> _SET EXERCISE_: Using the listing below, copy every line that mentions "Subscribe".

====== RECORDS FOR THE TASK

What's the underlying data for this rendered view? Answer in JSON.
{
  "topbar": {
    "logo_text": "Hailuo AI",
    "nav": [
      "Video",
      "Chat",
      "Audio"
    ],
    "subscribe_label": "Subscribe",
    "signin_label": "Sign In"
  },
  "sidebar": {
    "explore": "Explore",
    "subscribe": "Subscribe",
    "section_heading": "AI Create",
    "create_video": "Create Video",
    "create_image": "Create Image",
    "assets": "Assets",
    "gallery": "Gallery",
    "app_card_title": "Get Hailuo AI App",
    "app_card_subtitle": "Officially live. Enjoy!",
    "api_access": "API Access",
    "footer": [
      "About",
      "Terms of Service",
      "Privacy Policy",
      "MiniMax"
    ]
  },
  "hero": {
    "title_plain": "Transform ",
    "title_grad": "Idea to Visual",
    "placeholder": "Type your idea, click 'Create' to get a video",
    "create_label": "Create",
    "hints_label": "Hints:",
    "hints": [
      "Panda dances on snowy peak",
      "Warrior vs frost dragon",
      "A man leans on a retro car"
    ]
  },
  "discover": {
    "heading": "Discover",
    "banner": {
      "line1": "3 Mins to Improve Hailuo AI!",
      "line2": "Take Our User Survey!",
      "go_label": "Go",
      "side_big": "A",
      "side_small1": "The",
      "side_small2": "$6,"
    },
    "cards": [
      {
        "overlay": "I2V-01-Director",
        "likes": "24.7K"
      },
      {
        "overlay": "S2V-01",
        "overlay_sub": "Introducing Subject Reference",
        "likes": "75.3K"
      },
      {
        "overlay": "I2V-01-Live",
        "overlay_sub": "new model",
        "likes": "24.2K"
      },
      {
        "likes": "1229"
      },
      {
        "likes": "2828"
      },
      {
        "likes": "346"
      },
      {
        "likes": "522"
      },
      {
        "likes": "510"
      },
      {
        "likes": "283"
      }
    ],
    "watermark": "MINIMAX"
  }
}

============

> _TASK SOLUTION_:
    "subscribe_label": "Subscribe",
    "subscribe": "Subscribe",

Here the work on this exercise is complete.